--- CHALLENGE ---
Every entry must be echoed exactly.

=== THE INPUT ===

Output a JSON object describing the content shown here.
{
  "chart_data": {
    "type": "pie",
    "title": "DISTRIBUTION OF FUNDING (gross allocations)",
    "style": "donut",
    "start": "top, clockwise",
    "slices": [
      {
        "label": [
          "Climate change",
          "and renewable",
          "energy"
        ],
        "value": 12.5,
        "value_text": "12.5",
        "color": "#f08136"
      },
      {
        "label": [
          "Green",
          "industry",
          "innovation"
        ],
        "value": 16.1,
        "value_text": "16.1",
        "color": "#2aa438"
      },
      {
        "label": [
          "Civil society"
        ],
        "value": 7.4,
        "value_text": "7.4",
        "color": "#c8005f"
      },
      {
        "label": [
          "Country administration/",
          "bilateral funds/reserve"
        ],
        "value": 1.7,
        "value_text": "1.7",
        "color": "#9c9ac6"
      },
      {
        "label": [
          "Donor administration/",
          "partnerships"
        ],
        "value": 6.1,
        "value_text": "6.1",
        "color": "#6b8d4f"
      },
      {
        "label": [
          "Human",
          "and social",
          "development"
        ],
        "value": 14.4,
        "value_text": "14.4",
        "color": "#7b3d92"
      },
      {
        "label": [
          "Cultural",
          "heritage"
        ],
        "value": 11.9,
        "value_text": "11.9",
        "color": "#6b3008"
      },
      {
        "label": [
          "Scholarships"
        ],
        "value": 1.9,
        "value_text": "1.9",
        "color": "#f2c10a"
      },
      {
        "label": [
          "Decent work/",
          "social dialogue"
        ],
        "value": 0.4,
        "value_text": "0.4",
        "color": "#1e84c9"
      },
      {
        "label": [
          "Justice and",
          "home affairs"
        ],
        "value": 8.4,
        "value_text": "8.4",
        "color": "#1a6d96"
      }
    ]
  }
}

===

--- SOLVED EXERCISE ---
Output a JSON object describing the content shown here.
{
  "chart_data": {
    "type": "pie",
    "title": "DISTRIBUTION OF FUNDING (gross allocations)",
    "style": "donut",
    "start": "top, clockwise",
    "slices": [
      {
        "label": [
          "Climate change",
          "and renewable",
          "energy"
        ],
        "value": 12.5,
        "value_text": "12.5",
        "color": "#f08136"
      },
      {
        "label": [
          "Green",
          "industry",
          "innovation"
        ],
        "value": 16.1,
        "value_text": "16.1",
        "color": "#2aa438"
      },
      {
        "label": [
          "Civil society"
        ],
        "value": 7.4,
        "value_text": "7.4",
        "color": "#c8005f"
      },
      {
        "label": [
          "Country administration/",
          "bilateral funds/reserve"
        ],
        "value": 1.7,
        "value_text": "1.7",
        "color": "#9c9ac6"
      },
      {
        "label": [
          "Donor administration/",
          "partnerships"
        ],
        "value": 6.1,
        "value_text": "6.1",
        "color": "#6b8d4f"
      },
      {
        "label": [
          "Human",
          "and social",
          "development"
        ],
        "value": 14.4,
        "value_text": "14.4",
        "color": "#7b3d92"
      },
      {
        "label": [
          "Cultural",
          "heritage"
        ],
        "value": 11.9,
        "value_text": "11.9",
        "color": "#6b3008"
      },
      {
        "label": [
          "Scholarships"
        ],
        "value": 1.9,
        "value_text": "1.9",
        "color": "#f2c10a"
      },
      {
        "label": [
          "Decent work/",
          "social dialogue"
        ],
        "value": 0.4,
        "value_text": "0.4",
        "color": "#1e84c9"
      },
      {
        "label": [
          "Justice and",
          "home affairs"
        ],
        "value": 8.4,
        "value_text": "8.4",
        "color": "#1a6d96"
      }
    ]
  }
}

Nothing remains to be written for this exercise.